**Provided records:**
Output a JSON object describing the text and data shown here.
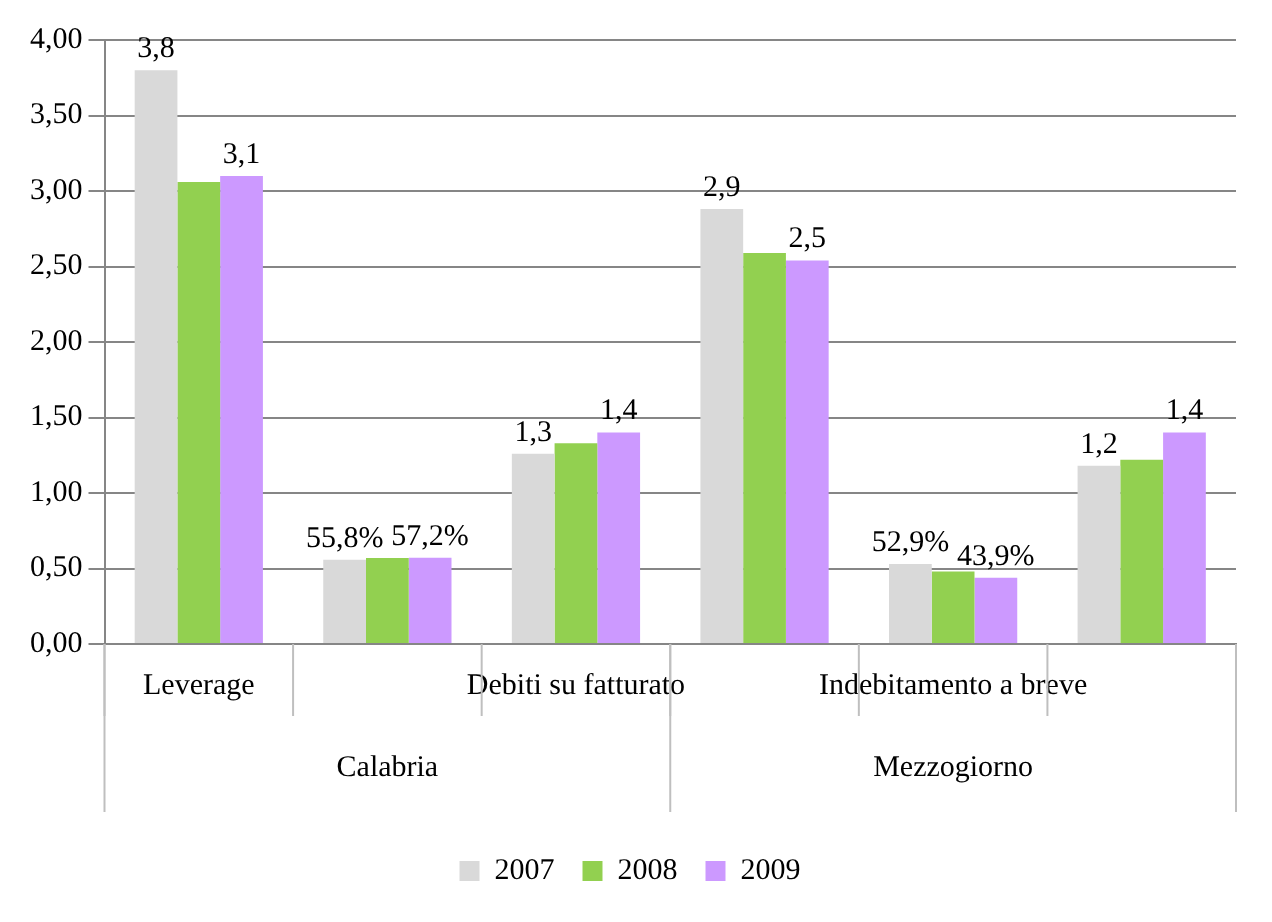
{
  "chart_data": {
    "type": "bar",
    "categories": [
      "Leverage",
      null,
      "Debiti su fatturato",
      null,
      "Indebitamento a breve",
      null
    ],
    "series": [
      {
        "name": "2007",
        "color": "#d9d9d9",
        "values": [
          3.8,
          0.558,
          1.26,
          2.88,
          0.529,
          1.18
        ],
        "value_labels": [
          "3,8",
          "55,8%",
          "1,3",
          "2,9",
          "52,9%",
          "1,2"
        ]
      },
      {
        "name": "2008",
        "color": "#92d050",
        "values": [
          3.06,
          0.57,
          1.33,
          2.59,
          0.48,
          1.22
        ],
        "value_labels": [
          null,
          null,
          null,
          null,
          null,
          null
        ]
      },
      {
        "name": "2009",
        "color": "#cc99ff",
        "values": [
          3.1,
          0.572,
          1.4,
          2.54,
          0.439,
          1.4
        ],
        "value_labels": [
          "3,1",
          "57,2%",
          "1,4",
          "2,5",
          "43,9%",
          "1,4"
        ]
      }
    ],
    "ylim": [
      0,
      4
    ],
    "yticks": [
      {
        "value": 0,
        "label": "0,00"
      },
      {
        "value": 0.5,
        "label": "0,50"
      },
      {
        "value": 1,
        "label": "1,00"
      },
      {
        "value": 1.5,
        "label": "1,50"
      },
      {
        "value": 2,
        "label": "2,00"
      },
      {
        "value": 2.5,
        "label": "2,50"
      },
      {
        "value": 3,
        "label": "3,00"
      },
      {
        "value": 3.5,
        "label": "3,50"
      },
      {
        "value": 4,
        "label": "4,00"
      }
    ],
    "grid": "y",
    "legend": "bottom",
    "annotations": [
      "Calabria",
      "Mezzogiorno"
    ]
  }
}
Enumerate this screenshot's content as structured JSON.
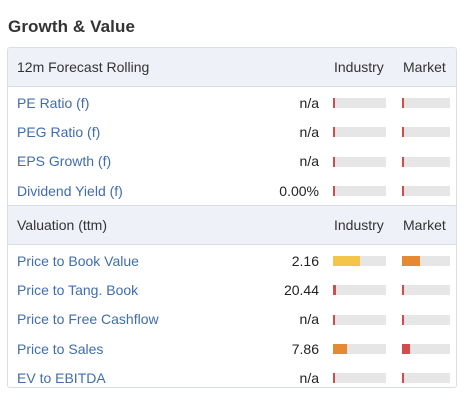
{
  "title": "Growth & Value",
  "colors": {
    "link": "#3f6db0",
    "header_bg": "#eef1f8",
    "bar_track": "#e6e6e6",
    "bar_yellow": "#f3c64b",
    "bar_orange": "#e58a33",
    "bar_red": "#d44b4b"
  },
  "forecast": {
    "header": "12m Forecast Rolling",
    "industry_label": "Industry",
    "market_label": "Market",
    "rows": [
      {
        "label": "PE Ratio (f)",
        "value": "n/a",
        "industry_fill": 0.04,
        "industry_color": "#d44b4b",
        "market_fill": 0.04,
        "market_color": "#d44b4b"
      },
      {
        "label": "PEG Ratio (f)",
        "value": "n/a",
        "industry_fill": 0.04,
        "industry_color": "#d44b4b",
        "market_fill": 0.04,
        "market_color": "#d44b4b"
      },
      {
        "label": "EPS Growth (f)",
        "value": "n/a",
        "industry_fill": 0.04,
        "industry_color": "#d44b4b",
        "market_fill": 0.04,
        "market_color": "#d44b4b"
      },
      {
        "label": "Dividend Yield (f)",
        "value": "0.00%",
        "industry_fill": 0.04,
        "industry_color": "#d44b4b",
        "market_fill": 0.04,
        "market_color": "#d44b4b"
      }
    ]
  },
  "valuation": {
    "header": "Valuation (ttm)",
    "industry_label": "Industry",
    "market_label": "Market",
    "rows": [
      {
        "label": "Price to Book Value",
        "value": "2.16",
        "industry_fill": 0.5,
        "industry_color": "#f3c64b",
        "market_fill": 0.38,
        "market_color": "#e58a33"
      },
      {
        "label": "Price to Tang. Book",
        "value": "20.44",
        "industry_fill": 0.06,
        "industry_color": "#d44b4b",
        "market_fill": 0.04,
        "market_color": "#d44b4b"
      },
      {
        "label": "Price to Free Cashflow",
        "value": "n/a",
        "industry_fill": 0.04,
        "industry_color": "#d44b4b",
        "market_fill": 0.04,
        "market_color": "#d44b4b"
      },
      {
        "label": "Price to Sales",
        "value": "7.86",
        "industry_fill": 0.27,
        "industry_color": "#e58a33",
        "market_fill": 0.17,
        "market_color": "#d44b4b"
      },
      {
        "label": "EV to EBITDA",
        "value": "n/a",
        "industry_fill": 0.04,
        "industry_color": "#d44b4b",
        "market_fill": 0.04,
        "market_color": "#d44b4b"
      }
    ]
  }
}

**Requirements:**
Retype every record above exactly as written, but leave out the pictures.

**Output for this exercise:**
Output a JSON object describing the text and data shown here.
{
  "chart_data": {
    "type": "bar",
    "categories": [
      "Leverage",
      null,
      "Debiti su fatturato",
      null,
      "Indebitamento a breve",
      null
    ],
    "series": [
      {
        "name": "2007",
        "color": "#d9d9d9",
        "values": [
          3.8,
          0.558,
          1.26,
          2.88,
          0.529,
          1.18
        ],
        "value_labels": [
          "3,8",
          "55,8%",
          "1,3",
          "2,9",
          "52,9%",
          "1,2"
        ]
      },
      {
        "name": "2008",
        "color": "#92d050",
        "values": [
          3.06,
          0.57,
          1.33,
          2.59,
          0.48,
          1.22
        ],
        "value_labels": [
          null,
          null,
          null,
          null,
          null,
          null
        ]
      },
      {
        "name": "2009",
        "color": "#cc99ff",
        "values": [
          3.1,
          0.572,
          1.4,
          2.54,
          0.439,
          1.4
        ],
        "value_labels": [
          "3,1",
          "57,2%",
          "1,4",
          "2,5",
          "43,9%",
          "1,4"
        ]
      }
    ],
    "ylim": [
      0,
      4
    ],
    "yticks": [
      {
        "value": 0,
        "label": "0,00"
      },
      {
        "value": 0.5,
        "label": "0,50"
      },
      {
        "value": 1,
        "label": "1,00"
      },
      {
        "value": 1.5,
        "label": "1,50"
      },
      {
        "value": 2,
        "label": "2,00"
      },
      {
        "value": 2.5,
        "label": "2,50"
      },
      {
        "value": 3,
        "label": "3,00"
      },
      {
        "value": 3.5,
        "label": "3,50"
      },
      {
        "value": 4,
        "label": "4,00"
      }
    ],
    "grid": "y",
    "legend": "bottom",
    "annotations": [
      "Calabria",
      "Mezzogiorno"
    ]
  }
}
Enumerate this screenshot's content as structured JSON.
{
  "title": "Growth & Value",
  "colors": {
    "link": "#3f6db0",
    "header_bg": "#eef1f8",
    "bar_track": "#e6e6e6",
    "bar_yellow": "#f3c64b",
    "bar_orange": "#e58a33",
    "bar_red": "#d44b4b"
  },
  "forecast": {
    "header": "12m Forecast Rolling",
    "industry_label": "Industry",
    "market_label": "Market",
    "rows": [
      {
        "label": "PE Ratio (f)",
        "value": "n/a",
        "industry_fill": 0.04,
        "industry_color": "#d44b4b",
        "market_fill": 0.04,
        "market_color": "#d44b4b"
      },
      {
        "label": "PEG Ratio (f)",
        "value": "n/a",
        "industry_fill": 0.04,
        "industry_color": "#d44b4b",
        "market_fill": 0.04,
        "market_color": "#d44b4b"
      },
      {
        "label": "EPS Growth (f)",
        "value": "n/a",
        "industry_fill": 0.04,
        "industry_color": "#d44b4b",
        "market_fill": 0.04,
        "market_color": "#d44b4b"
      },
      {
        "label": "Dividend Yield (f)",
        "value": "0.00%",
        "industry_fill": 0.04,
        "industry_color": "#d44b4b",
        "market_fill": 0.04,
        "market_color": "#d44b4b"
      }
    ]
  },
  "valuation": {
    "header": "Valuation (ttm)",
    "industry_label": "Industry",
    "market_label": "Market",
    "rows": [
      {
        "label": "Price to Book Value",
        "value": "2.16",
        "industry_fill": 0.5,
        "industry_color": "#f3c64b",
        "market_fill": 0.38,
        "market_color": "#e58a33"
      },
      {
        "label": "Price to Tang. Book",
        "value": "20.44",
        "industry_fill": 0.06,
        "industry_color": "#d44b4b",
        "market_fill": 0.04,
        "market_color": "#d44b4b"
      },
      {
        "label": "Price to Free Cashflow",
        "value": "n/a",
        "industry_fill": 0.04,
        "industry_color": "#d44b4b",
        "market_fill": 0.04,
        "market_color": "#d44b4b"
      },
      {
        "label": "Price to Sales",
        "value": "7.86",
        "industry_fill": 0.27,
        "industry_color": "#e58a33",
        "market_fill": 0.17,
        "market_color": "#d44b4b"
      },
      {
        "label": "EV to EBITDA",
        "value": "n/a",
        "industry_fill": 0.04,
        "industry_color": "#d44b4b",
        "market_fill": 0.04,
        "market_color": "#d44b4b"
      }
    ]
  }
}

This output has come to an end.